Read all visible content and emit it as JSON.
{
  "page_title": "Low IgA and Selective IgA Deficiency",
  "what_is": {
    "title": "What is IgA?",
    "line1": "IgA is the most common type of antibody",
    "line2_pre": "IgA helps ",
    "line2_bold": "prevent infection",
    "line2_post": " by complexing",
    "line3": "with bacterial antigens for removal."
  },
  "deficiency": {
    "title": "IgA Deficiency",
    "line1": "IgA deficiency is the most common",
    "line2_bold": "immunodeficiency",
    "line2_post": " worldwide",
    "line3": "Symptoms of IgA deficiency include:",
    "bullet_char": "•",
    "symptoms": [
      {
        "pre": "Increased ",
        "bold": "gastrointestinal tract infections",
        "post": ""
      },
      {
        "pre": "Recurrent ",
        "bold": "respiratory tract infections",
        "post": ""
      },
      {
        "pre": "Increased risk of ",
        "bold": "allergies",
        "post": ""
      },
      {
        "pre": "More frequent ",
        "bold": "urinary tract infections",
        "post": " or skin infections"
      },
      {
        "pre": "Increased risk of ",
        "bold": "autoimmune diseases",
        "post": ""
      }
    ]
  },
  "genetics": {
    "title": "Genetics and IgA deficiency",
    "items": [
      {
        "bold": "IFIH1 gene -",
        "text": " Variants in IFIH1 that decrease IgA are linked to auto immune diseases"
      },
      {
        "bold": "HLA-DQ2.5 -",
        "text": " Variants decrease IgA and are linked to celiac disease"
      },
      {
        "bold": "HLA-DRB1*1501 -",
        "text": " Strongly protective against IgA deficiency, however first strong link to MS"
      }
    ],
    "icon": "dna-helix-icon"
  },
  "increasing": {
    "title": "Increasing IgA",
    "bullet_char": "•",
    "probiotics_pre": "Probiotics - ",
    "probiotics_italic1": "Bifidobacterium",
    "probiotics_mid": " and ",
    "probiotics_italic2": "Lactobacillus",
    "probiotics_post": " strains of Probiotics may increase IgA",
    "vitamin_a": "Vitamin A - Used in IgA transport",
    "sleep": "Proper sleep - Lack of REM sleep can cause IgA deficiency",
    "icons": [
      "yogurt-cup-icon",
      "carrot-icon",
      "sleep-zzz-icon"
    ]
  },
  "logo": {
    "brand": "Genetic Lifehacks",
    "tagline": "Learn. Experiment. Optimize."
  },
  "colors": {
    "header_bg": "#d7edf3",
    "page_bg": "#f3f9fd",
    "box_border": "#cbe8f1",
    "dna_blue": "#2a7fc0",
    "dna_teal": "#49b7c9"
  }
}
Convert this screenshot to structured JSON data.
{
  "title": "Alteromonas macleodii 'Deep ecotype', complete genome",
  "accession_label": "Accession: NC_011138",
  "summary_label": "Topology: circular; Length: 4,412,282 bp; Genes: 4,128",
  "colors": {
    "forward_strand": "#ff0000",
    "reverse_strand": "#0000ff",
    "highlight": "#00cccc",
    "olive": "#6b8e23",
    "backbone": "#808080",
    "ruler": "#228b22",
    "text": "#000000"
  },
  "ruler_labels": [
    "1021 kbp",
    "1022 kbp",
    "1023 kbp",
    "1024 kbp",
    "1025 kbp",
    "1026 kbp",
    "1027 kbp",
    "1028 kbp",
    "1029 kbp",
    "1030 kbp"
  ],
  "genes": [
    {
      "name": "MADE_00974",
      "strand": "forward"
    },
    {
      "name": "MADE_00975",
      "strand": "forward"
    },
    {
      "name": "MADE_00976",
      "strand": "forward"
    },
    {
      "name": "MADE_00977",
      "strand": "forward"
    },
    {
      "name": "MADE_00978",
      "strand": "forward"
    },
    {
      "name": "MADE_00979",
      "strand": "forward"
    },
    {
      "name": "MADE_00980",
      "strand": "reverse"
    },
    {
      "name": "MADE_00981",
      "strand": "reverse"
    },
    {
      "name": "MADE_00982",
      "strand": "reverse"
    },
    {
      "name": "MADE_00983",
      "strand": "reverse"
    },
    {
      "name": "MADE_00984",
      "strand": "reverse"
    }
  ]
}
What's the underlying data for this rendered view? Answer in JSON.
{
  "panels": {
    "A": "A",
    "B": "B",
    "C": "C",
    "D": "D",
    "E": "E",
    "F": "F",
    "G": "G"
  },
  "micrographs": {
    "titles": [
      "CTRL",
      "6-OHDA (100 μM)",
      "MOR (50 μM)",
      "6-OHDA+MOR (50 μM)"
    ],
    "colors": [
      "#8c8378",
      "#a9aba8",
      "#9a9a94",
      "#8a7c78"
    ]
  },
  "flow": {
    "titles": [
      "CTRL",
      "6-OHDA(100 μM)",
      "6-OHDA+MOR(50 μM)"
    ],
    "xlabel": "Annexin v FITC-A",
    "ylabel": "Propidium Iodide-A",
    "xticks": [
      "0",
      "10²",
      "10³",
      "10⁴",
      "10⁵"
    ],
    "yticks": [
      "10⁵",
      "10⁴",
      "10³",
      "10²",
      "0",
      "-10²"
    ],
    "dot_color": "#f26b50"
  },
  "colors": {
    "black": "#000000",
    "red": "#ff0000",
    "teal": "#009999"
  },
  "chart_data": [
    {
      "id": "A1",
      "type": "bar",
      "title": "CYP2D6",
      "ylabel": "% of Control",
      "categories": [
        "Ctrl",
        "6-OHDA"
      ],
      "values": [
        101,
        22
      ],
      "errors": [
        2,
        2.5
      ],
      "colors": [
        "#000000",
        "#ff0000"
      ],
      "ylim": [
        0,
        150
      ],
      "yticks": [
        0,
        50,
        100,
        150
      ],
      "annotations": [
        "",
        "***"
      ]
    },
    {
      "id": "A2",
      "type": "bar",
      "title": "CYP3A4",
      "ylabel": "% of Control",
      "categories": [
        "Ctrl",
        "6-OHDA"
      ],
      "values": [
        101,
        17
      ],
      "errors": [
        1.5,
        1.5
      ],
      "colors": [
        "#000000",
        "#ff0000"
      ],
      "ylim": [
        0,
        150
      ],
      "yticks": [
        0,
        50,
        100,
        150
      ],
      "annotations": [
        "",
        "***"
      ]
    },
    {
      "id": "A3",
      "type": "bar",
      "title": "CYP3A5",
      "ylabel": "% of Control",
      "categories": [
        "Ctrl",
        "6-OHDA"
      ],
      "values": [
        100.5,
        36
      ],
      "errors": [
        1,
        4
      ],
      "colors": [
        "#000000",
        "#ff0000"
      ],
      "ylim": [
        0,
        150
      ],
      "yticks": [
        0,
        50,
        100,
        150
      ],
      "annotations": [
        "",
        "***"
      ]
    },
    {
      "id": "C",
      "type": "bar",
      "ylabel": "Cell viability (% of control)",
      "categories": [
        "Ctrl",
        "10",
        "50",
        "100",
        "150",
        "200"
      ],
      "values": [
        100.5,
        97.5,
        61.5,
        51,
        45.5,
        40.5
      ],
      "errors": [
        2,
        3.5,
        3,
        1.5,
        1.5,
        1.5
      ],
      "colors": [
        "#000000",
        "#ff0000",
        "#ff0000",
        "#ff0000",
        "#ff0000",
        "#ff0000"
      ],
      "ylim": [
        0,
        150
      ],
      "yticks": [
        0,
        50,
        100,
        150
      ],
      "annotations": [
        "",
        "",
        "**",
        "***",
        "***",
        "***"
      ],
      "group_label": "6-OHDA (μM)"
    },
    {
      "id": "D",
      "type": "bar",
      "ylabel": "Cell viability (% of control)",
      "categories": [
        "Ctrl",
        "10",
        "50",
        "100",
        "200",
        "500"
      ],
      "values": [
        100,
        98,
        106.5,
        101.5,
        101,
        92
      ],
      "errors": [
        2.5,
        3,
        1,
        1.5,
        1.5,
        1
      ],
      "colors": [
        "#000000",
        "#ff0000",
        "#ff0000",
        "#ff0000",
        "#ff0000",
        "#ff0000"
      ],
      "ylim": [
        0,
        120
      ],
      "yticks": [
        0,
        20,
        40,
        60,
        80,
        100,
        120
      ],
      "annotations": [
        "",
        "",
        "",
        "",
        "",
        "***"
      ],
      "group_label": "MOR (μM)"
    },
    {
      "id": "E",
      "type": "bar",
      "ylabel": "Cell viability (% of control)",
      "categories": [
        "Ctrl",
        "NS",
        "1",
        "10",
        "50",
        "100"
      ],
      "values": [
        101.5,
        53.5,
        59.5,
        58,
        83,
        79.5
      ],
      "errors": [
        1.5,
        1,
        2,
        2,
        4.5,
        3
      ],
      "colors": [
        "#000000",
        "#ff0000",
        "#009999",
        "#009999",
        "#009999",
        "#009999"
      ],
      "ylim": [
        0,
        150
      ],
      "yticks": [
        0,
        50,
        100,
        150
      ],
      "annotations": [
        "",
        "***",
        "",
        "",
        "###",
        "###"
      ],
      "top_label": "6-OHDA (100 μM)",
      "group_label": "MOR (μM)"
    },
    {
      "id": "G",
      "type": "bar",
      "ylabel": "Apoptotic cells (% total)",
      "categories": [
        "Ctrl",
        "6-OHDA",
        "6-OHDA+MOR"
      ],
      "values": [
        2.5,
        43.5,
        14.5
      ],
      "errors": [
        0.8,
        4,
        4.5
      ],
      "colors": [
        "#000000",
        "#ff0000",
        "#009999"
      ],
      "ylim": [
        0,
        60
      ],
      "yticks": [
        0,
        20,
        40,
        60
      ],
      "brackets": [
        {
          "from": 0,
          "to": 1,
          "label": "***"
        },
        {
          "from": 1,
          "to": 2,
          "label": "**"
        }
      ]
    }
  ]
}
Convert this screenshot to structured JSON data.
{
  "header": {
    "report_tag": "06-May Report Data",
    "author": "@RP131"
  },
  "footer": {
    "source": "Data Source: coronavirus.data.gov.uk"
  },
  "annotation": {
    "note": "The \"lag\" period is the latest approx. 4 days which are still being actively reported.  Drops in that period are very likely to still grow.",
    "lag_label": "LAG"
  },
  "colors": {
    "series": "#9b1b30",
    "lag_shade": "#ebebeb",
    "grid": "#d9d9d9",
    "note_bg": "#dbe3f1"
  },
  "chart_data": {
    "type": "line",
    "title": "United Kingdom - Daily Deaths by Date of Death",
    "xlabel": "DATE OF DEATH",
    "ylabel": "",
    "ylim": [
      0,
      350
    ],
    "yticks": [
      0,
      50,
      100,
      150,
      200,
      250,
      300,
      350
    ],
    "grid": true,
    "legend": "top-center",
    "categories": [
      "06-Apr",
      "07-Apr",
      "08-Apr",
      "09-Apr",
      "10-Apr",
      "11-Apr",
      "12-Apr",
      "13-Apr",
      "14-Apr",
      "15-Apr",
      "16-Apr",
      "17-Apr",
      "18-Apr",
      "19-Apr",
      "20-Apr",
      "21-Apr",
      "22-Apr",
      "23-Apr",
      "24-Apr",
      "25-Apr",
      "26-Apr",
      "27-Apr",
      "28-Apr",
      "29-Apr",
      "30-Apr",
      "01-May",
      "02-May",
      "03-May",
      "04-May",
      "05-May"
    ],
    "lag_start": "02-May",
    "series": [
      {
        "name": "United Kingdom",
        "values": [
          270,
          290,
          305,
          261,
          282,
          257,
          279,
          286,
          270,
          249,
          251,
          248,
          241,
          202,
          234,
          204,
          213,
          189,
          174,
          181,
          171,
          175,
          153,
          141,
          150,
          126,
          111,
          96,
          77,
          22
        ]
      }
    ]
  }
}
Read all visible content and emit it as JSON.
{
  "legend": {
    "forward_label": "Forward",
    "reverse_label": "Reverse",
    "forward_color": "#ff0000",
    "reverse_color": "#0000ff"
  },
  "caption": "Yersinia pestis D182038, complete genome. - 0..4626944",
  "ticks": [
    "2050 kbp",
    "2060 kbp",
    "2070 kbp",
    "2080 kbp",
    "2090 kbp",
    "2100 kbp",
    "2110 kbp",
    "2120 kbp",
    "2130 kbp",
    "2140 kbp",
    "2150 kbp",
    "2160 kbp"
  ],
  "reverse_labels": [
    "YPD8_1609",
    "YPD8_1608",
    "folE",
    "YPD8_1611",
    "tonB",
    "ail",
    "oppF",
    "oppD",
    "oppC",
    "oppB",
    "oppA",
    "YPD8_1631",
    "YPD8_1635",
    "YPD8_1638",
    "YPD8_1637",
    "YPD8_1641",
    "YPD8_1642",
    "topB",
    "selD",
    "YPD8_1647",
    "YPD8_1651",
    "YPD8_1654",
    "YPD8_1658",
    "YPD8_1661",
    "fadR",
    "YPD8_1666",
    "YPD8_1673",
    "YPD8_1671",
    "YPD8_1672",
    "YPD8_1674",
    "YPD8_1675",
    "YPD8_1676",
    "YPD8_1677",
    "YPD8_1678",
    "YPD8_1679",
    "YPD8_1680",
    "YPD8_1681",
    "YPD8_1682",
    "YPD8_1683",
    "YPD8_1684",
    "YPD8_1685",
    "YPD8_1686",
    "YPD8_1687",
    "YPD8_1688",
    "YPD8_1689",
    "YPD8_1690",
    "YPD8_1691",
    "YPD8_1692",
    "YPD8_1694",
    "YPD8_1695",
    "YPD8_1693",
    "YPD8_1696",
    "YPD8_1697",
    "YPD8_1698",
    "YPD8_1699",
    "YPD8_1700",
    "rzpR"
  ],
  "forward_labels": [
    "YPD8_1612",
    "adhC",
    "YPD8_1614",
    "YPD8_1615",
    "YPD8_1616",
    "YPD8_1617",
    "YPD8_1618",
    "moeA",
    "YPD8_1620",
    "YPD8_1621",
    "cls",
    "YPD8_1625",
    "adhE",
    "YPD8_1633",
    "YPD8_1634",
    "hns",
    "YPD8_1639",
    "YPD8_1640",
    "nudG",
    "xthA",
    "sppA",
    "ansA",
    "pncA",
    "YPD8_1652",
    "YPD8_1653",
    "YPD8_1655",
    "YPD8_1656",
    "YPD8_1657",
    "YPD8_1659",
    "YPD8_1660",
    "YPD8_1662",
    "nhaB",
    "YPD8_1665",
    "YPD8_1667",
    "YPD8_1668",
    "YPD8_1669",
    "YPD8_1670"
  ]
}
——
# How to complete this task:
Scan the data above and copy each line containing the word "United".

# Exercise answer:
    "title": "United Kingdom - Daily Deaths by Date of Death",
        "name": "United Kingdom",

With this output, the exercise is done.